### Saved data entries
--- start ---

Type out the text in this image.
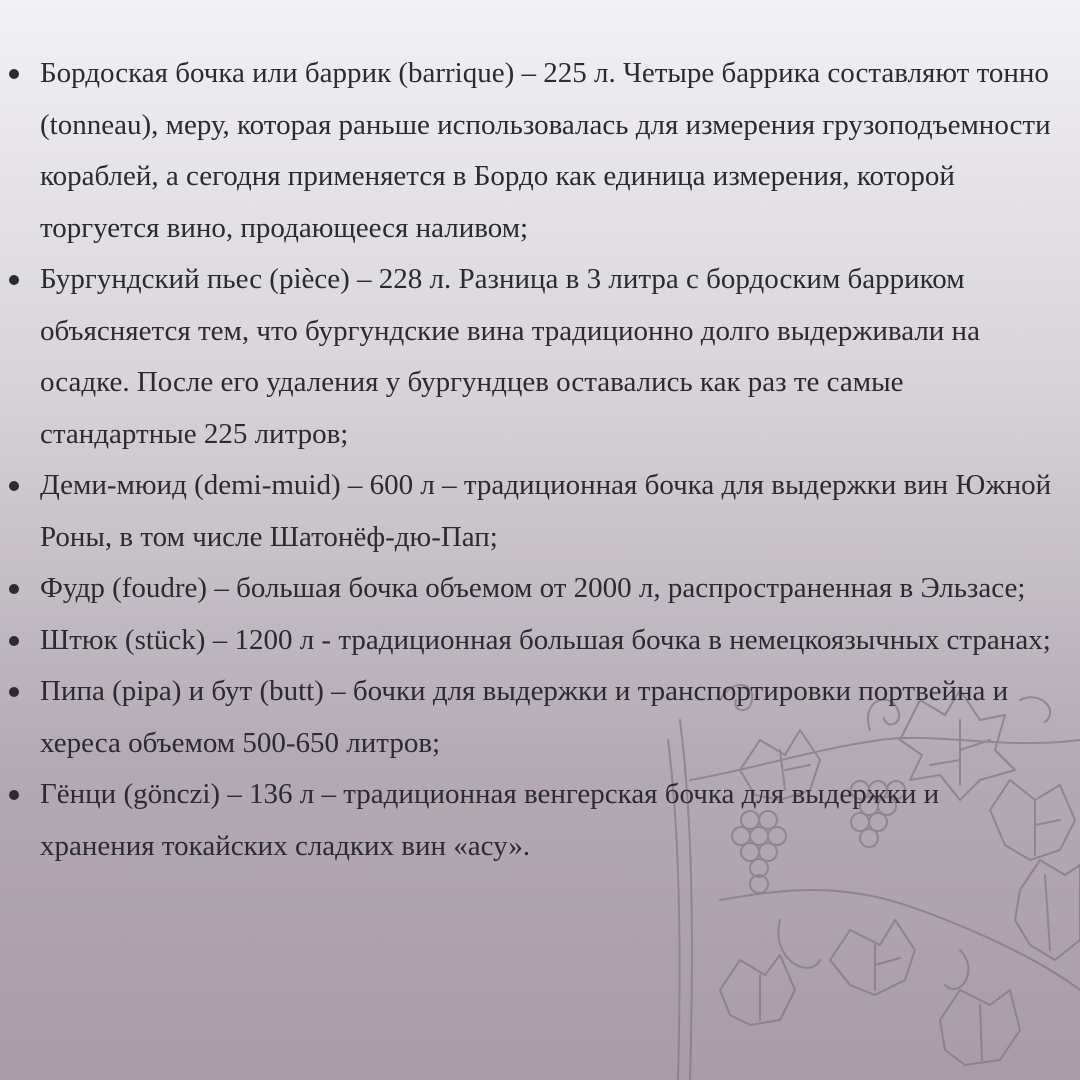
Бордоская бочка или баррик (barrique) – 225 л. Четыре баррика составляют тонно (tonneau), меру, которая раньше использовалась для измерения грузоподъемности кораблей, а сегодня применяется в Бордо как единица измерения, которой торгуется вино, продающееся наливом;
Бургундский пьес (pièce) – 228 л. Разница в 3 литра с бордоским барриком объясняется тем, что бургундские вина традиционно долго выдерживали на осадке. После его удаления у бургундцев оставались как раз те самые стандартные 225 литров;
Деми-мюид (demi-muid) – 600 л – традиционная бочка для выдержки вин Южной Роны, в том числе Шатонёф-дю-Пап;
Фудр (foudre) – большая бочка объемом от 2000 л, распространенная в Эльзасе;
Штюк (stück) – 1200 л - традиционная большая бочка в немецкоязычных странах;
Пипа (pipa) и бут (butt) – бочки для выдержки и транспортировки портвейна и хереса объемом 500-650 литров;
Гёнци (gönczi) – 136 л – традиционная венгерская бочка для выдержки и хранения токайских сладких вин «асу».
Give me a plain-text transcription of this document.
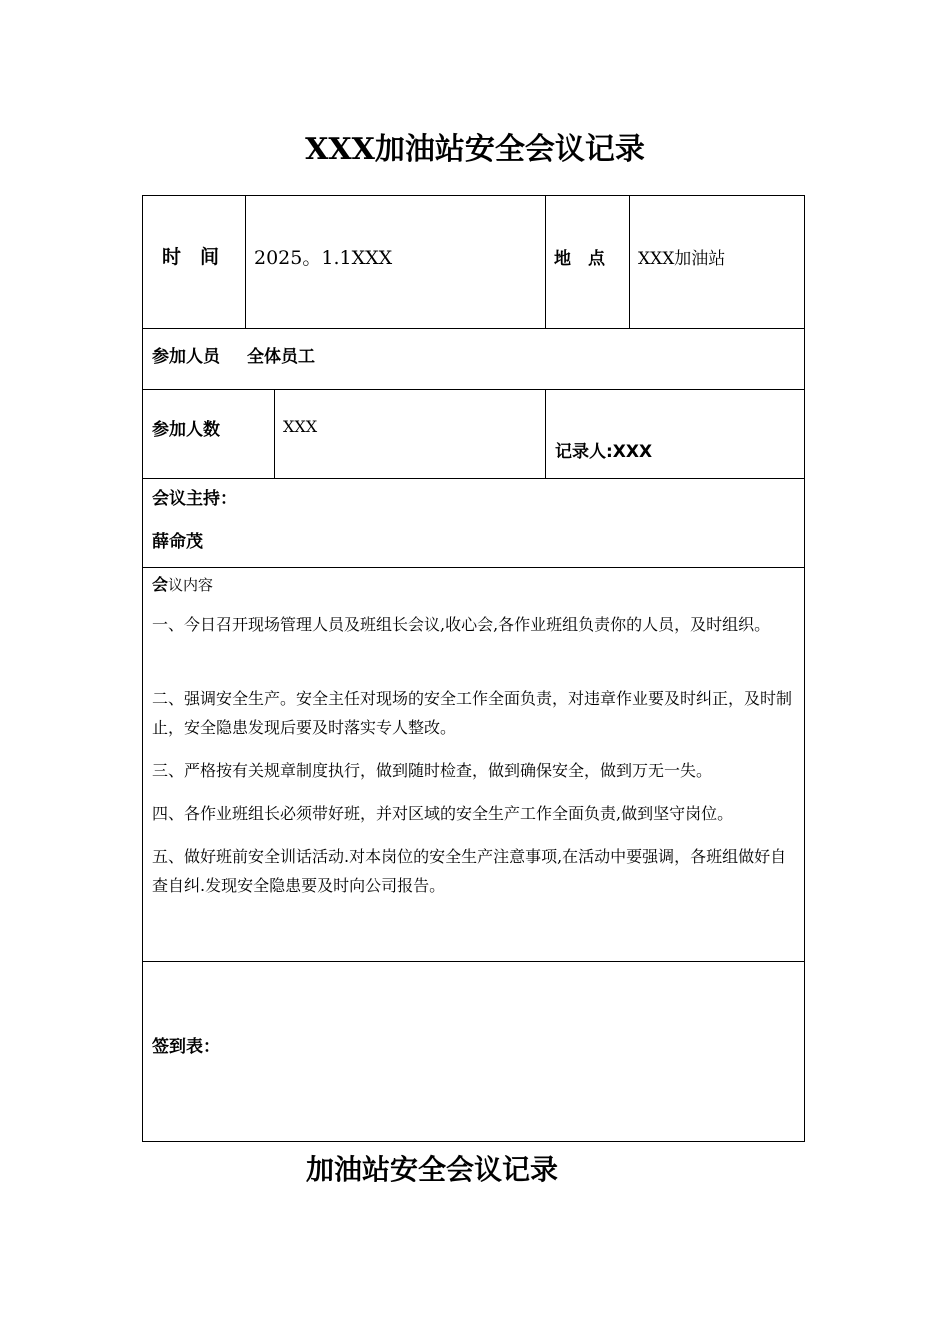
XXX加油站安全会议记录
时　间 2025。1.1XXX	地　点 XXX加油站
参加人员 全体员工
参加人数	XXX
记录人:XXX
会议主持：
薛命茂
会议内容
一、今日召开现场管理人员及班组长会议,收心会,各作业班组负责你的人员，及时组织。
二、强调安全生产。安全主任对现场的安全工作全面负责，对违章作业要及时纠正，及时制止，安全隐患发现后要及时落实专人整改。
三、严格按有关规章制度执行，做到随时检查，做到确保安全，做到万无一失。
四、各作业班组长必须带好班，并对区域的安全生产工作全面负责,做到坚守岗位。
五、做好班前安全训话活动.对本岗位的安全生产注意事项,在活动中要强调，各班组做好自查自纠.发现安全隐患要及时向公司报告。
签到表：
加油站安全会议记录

--- end ---

### REQUIREMENT
Quote, please, only the lines running from the one with "Give me a plain-text" down to the final line of the data above, keeping both ends and skipping the pictures.

### THE ANSWER
Give me a plain-text transcription of this document.
XXX加油站安全会议记录
时　间 2025。1.1XXX	地　点 XXX加油站
参加人员 全体员工
参加人数	XXX
记录人:XXX
会议主持：
薛命茂
会议内容
一、今日召开现场管理人员及班组长会议,收心会,各作业班组负责你的人员，及时组织。
二、强调安全生产。安全主任对现场的安全工作全面负责，对违章作业要及时纠正，及时制止，安全隐患发现后要及时落实专人整改。
三、严格按有关规章制度执行，做到随时检查，做到确保安全，做到万无一失。
四、各作业班组长必须带好班，并对区域的安全生产工作全面负责,做到坚守岗位。
五、做好班前安全训话活动.对本岗位的安全生产注意事项,在活动中要强调，各班组做好自查自纠.发现安全隐患要及时向公司报告。
签到表：
加油站安全会议记录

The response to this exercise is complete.